:: TRECHO

Foram quase três anos de uma investigação que começou depois de um agente federal presenciar em uma padaria no Alto de Pinheiros, na zona oeste de São Paulo, uma conversa entre um advogado e o comerciante Bruno Amorim de Souza. “Estou fazendo umas fitas do progresso”, teria dito Amorim. O tal “progresso” se tratava, segundo a Força Integrada de Combate ao Crime Organizado (FICCO), da PF, de uma expressão usada pelo Primeiro Comando da Capital (PCC) para designar o tráfico de drogas.

Ao término de 34 meses de inquérito, a FICCO entregou o relatório final do inquérito da Operação Latus Actio 1 e 2, que investigou as relações de produtoras de funk com o crime organizado, com 16 indiciados por lavagem de dinheiro, organização criminosa, crimes contra a ordem tributária, explorar loteria clandestina e agiotagem. E constatou que um dos indiciados, o empresário Henrique Alexandre Barros Viana, o Rato da Love Funk, tem como sócios para a venda de show e promoção de artistas integrantes do alto escalão do PCC.
Durante as investigações, os federais haviam localizado mensagens e documentos que mostravam as amizades de Vianna. O inquérito foi além. “Não há dúvidas”, escreveu o delegado Alexandre Custódio Neto, diretor da FICCO, que o produtor de artistas como os MCs Dieguinho, CL, Paiva e Paulin da Capital, pertence a uma organização criminosa que cometia crimes contra a ordem tributária, explorava loterias clandestina e lavava dinheiro do crime organizado.
Segundo a PF, entre 2023 e 2024, recursos de origem ilícita foram movimentados, ao menos em parte, nas contas bancárias da empresa Love Funk Shows Ltda. E concluiu: ”No que concerne aos investimentos feitos no ‘Grupo Love Funk’ por terceiros que possuem antecedentes criminais por delitos como organização criminosa, tráfico ilícito de drogas e crimes contra o patrimônio, há fortes indícios de que Henrique Alexandre Barros Viana associou-se a alguns deles em seus negócios".

::::
:: BLOCO DE DADOS

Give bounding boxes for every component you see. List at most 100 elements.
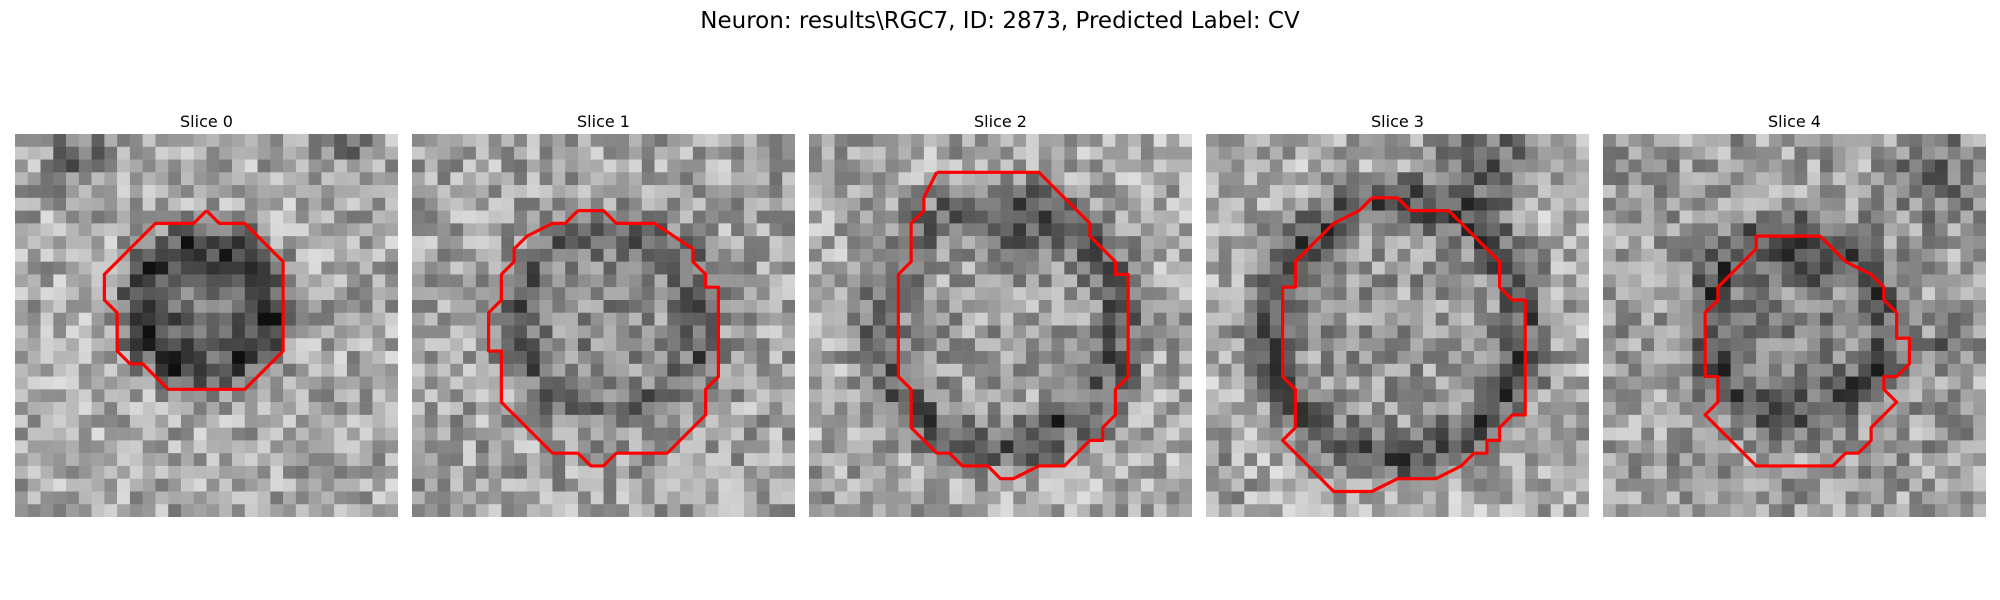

::::

TAREFAS PROPOSTAS =
1. Responda com base no trecho:
(a) Em que bairro de São Paulo ficava a padaria onde o agente federal presenciou a conversa?
(b) Quantos meses durou o inquérito?
(c) Em que empresa foram movimentados recursos de origem ilícita entre 2023 e 2024?
2. Transcreva do trecho a parte que começa nas palavras "Ao término de" e pare logo depois de "escalão do PCC.".

RESULTADOS =
1.
(a) No Alto de Pinheiros, na zona oeste de São Paulo.
(b) 34 meses.
(c) Na Love Funk Shows Ltda.

2.
Ao término de 34 meses de inquérito, a FICCO entregou o relatório final do inquérito da Operação Latus Actio 1 e 2, que investigou as relações de produtoras de funk com o crime organizado, com 16 indiciados por lavagem de dinheiro, organização criminosa, crimes contra a ordem tributária, explorar loteria clandestina e agiotagem. E constatou que um dos indiciados, o empresário Henrique Alexandre Barros Viana, o Rato da Love Funk, tem como sócios para a venda de show e promoção de artistas integrantes do alto escalão do PCC.